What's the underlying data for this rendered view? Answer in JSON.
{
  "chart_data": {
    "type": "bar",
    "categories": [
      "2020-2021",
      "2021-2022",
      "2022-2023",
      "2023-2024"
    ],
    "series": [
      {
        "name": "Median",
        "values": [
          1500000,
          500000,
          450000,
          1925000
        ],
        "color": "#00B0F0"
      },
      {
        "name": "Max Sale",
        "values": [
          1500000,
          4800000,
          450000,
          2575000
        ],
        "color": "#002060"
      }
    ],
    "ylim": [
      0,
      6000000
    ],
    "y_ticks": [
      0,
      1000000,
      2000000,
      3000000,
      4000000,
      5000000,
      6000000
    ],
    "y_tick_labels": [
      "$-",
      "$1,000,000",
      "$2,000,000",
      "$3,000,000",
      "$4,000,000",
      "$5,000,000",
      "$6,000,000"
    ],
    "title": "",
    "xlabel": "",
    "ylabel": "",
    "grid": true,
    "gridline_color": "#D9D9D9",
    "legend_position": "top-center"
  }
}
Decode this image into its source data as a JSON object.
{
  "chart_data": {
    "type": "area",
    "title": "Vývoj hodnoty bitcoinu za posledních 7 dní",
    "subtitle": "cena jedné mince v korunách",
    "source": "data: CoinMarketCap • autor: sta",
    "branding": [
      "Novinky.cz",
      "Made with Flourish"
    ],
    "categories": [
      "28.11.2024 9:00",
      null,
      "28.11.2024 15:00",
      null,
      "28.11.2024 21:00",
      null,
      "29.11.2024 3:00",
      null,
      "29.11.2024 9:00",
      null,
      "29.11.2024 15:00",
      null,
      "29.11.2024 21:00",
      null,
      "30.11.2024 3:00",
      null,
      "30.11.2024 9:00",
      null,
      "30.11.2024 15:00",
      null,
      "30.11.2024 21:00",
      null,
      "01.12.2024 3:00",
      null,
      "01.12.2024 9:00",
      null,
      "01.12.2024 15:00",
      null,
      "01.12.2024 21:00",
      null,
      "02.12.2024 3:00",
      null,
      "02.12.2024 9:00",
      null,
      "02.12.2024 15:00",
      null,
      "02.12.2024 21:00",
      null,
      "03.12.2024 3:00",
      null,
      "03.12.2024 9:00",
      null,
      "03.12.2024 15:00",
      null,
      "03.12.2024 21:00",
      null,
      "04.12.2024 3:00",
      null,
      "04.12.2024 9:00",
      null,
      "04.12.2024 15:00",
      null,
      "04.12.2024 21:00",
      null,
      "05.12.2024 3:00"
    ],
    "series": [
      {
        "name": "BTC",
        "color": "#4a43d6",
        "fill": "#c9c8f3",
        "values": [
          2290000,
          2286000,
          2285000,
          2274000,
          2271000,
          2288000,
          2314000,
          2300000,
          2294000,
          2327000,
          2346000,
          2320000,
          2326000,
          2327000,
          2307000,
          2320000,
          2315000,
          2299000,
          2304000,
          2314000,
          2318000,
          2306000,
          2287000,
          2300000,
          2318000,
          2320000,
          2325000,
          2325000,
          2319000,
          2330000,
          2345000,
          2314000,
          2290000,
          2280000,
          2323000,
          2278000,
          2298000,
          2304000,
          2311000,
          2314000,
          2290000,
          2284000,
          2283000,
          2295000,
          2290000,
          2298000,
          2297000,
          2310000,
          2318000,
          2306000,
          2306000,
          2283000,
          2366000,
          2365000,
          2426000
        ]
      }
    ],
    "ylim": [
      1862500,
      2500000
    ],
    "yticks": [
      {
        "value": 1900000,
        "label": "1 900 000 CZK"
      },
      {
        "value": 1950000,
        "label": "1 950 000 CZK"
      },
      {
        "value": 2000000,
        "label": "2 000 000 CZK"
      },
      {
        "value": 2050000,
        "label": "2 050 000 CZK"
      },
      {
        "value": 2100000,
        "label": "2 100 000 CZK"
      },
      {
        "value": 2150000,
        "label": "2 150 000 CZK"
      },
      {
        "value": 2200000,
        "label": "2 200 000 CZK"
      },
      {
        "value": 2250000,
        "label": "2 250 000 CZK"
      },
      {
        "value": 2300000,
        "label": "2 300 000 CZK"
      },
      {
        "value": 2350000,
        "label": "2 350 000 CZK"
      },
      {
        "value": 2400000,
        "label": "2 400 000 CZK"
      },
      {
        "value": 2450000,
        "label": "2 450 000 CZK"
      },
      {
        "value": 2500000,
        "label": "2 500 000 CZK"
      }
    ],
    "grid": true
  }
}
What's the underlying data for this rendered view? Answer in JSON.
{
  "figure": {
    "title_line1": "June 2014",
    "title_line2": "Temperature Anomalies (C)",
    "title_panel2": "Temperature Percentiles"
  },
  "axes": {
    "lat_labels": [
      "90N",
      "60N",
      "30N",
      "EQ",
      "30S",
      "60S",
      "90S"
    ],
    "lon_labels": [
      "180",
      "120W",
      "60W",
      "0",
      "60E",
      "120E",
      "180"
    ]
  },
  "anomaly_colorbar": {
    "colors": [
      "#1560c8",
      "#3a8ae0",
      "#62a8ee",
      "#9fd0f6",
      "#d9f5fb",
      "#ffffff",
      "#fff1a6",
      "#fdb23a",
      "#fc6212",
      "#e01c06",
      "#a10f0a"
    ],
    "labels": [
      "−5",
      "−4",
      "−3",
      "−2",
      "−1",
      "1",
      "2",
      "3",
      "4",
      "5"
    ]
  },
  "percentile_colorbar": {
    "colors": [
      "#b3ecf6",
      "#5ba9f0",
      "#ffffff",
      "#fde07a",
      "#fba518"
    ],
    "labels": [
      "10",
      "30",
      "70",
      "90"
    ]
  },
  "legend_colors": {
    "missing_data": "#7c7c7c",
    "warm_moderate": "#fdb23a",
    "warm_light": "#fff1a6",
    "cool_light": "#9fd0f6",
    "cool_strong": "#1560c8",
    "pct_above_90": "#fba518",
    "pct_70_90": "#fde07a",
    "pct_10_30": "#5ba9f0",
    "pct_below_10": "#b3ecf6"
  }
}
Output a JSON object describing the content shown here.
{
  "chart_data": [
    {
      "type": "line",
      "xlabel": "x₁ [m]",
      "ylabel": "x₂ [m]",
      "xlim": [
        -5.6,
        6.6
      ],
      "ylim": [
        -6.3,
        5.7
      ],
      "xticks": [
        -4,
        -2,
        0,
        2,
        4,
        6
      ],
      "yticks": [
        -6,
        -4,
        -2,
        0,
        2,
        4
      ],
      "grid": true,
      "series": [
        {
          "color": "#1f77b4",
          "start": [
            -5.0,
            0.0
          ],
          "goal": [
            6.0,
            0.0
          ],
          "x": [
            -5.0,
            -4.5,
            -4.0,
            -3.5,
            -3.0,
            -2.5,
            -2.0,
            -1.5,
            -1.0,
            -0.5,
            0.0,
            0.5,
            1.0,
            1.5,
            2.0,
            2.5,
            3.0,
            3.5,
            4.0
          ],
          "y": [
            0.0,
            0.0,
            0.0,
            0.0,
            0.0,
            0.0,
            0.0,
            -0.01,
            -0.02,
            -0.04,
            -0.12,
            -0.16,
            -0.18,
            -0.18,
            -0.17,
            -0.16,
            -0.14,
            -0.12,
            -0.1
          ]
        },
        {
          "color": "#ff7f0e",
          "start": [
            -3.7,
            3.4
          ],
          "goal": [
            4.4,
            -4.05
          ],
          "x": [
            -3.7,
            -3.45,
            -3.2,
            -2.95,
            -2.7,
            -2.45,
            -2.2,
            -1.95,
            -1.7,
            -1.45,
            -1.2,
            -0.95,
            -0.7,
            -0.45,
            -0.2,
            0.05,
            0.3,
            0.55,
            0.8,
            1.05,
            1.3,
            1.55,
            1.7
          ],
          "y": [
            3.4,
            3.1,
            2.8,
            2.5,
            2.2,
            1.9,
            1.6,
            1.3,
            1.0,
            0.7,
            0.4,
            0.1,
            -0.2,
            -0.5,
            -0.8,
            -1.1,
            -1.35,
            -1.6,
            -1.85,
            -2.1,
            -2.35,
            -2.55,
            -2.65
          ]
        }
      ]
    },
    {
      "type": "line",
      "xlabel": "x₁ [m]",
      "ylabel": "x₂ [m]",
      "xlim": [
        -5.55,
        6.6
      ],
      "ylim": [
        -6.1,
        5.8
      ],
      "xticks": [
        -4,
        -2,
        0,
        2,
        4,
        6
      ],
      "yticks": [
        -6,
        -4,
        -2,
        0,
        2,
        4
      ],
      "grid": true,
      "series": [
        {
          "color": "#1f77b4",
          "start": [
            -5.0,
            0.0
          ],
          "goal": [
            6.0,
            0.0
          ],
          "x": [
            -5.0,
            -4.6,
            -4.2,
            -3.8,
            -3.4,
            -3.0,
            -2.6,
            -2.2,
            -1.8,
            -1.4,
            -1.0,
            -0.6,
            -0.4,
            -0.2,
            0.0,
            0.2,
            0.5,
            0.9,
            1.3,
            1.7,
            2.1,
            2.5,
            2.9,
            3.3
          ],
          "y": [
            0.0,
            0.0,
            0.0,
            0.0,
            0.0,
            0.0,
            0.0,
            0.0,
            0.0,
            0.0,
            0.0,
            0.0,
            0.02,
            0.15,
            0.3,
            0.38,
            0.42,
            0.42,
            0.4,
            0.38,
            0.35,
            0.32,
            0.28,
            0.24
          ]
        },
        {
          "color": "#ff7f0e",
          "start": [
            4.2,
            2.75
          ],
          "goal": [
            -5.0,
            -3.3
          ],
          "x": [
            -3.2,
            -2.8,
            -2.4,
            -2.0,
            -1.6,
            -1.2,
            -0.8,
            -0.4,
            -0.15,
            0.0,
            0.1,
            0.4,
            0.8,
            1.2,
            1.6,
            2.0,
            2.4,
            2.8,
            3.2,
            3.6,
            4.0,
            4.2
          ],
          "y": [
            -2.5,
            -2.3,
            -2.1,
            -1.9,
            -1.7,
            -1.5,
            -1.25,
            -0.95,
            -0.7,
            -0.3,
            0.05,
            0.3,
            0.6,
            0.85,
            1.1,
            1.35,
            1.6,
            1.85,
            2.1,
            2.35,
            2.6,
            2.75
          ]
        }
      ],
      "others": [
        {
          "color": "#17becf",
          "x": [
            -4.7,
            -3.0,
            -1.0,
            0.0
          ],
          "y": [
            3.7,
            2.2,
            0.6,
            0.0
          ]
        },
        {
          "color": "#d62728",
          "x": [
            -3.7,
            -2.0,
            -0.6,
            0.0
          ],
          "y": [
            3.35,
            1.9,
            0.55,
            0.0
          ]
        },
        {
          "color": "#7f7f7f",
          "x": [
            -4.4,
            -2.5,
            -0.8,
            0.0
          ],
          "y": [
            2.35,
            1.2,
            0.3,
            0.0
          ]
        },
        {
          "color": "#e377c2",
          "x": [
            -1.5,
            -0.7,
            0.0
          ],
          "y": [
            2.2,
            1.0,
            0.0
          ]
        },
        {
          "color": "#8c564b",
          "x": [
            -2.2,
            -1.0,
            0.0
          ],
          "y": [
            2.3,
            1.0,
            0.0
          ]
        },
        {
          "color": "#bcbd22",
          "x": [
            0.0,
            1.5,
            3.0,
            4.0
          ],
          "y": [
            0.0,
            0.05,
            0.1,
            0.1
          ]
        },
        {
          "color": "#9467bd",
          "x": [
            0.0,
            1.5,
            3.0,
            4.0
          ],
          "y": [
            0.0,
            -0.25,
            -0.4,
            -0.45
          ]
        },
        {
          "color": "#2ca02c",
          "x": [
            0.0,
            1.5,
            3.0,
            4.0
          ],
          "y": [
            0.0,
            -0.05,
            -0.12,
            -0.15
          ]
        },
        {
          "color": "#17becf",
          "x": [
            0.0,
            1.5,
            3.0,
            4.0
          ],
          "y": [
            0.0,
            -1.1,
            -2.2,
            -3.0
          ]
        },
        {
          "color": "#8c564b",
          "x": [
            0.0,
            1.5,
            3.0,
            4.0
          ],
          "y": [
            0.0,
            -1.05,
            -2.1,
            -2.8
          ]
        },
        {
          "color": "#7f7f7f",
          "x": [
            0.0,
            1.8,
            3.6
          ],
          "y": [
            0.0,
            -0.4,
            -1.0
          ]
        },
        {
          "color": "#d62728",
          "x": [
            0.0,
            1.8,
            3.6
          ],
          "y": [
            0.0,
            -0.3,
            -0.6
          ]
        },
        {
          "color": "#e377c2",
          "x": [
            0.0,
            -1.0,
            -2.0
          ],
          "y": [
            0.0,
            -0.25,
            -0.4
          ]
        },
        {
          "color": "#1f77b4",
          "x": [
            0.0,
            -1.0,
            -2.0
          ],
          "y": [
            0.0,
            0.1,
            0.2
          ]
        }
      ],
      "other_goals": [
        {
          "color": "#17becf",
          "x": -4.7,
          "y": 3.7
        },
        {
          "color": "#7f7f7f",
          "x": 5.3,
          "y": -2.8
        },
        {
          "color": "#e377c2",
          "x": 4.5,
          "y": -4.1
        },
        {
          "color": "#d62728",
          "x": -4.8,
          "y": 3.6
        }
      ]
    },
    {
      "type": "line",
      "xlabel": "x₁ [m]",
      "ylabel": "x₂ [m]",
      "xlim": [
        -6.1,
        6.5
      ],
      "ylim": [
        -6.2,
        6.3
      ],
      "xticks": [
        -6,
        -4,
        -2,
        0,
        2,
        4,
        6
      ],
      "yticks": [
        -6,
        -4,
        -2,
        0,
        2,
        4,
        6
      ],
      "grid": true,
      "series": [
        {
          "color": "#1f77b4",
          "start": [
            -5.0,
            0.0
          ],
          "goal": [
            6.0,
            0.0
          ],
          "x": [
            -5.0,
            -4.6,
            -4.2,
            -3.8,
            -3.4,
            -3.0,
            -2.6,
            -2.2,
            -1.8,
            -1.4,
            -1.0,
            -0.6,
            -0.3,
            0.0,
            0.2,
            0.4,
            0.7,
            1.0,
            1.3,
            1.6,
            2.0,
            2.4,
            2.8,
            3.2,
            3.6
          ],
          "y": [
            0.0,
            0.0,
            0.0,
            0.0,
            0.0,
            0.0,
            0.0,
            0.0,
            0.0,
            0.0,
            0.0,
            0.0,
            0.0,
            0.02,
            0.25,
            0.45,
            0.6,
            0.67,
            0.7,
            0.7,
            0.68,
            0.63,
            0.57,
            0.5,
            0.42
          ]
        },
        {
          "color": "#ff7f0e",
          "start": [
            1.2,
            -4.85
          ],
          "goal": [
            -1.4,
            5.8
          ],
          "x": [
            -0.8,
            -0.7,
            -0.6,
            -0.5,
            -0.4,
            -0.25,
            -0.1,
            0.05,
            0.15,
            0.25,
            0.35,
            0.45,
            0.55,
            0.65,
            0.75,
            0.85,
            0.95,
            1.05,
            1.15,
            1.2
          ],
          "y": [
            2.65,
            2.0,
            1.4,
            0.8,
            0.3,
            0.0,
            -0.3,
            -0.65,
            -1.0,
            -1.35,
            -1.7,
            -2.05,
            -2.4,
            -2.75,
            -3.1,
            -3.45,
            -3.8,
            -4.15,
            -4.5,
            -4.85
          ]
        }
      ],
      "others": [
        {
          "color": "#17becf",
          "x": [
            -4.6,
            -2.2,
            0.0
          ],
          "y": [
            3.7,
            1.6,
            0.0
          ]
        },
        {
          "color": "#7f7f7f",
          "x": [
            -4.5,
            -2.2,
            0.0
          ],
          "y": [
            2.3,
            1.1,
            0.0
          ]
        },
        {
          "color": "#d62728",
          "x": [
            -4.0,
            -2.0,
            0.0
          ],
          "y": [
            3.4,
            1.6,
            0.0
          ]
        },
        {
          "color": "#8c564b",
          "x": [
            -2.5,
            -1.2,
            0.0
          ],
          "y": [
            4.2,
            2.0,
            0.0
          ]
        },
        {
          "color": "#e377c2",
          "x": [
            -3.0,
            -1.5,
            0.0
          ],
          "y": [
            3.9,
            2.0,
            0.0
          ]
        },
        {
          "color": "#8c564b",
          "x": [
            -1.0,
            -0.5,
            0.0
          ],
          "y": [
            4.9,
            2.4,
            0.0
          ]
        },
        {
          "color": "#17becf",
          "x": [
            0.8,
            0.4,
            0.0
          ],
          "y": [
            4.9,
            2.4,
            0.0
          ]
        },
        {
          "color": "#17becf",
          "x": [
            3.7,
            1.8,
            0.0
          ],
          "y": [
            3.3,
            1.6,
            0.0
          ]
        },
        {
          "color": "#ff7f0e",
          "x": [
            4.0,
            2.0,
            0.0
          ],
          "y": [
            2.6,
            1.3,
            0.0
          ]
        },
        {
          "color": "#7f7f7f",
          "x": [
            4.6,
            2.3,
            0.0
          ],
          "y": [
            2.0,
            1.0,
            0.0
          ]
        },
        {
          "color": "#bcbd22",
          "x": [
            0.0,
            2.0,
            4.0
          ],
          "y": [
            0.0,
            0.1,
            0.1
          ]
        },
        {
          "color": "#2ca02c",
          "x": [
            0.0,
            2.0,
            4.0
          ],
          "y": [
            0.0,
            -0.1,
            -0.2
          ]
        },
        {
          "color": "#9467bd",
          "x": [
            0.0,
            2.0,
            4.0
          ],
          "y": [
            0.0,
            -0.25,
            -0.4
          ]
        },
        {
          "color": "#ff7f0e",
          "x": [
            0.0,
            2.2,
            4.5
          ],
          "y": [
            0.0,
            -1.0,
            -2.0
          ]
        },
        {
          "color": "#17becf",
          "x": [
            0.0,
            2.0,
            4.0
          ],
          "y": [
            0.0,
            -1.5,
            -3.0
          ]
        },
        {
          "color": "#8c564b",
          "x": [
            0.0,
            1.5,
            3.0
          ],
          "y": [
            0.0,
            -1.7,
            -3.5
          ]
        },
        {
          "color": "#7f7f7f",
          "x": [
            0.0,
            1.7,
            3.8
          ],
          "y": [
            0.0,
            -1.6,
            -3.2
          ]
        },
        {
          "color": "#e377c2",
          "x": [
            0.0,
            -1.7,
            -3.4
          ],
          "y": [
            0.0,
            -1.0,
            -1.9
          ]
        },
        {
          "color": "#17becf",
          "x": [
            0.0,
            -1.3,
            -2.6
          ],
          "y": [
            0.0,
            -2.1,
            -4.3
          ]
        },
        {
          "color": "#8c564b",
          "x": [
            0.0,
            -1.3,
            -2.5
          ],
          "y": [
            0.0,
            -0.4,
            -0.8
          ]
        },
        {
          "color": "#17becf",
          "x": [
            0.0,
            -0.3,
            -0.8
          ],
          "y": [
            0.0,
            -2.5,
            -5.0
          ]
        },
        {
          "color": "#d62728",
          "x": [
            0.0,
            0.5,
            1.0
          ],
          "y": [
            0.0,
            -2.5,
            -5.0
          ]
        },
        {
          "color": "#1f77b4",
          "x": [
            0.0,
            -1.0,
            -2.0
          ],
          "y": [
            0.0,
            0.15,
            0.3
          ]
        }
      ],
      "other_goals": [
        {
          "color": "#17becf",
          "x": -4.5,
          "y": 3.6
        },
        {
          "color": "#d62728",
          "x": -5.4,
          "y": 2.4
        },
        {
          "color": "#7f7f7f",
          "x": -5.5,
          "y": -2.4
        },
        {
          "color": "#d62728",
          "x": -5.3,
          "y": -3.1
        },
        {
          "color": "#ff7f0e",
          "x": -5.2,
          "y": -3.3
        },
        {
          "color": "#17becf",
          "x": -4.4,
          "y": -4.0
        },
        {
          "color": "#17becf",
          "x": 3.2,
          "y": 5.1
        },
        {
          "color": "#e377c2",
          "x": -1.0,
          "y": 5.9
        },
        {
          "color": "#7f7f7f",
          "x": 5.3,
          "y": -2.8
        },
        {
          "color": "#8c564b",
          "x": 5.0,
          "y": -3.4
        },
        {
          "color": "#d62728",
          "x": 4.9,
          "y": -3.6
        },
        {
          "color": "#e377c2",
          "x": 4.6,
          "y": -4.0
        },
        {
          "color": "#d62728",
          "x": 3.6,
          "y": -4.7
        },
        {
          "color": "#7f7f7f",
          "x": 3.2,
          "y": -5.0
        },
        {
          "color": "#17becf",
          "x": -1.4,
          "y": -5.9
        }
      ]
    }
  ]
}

────────

Exercise goal:
For the entries above, state how many lines contain the word "JSON". Provide the number by itself.

Exercise result:
4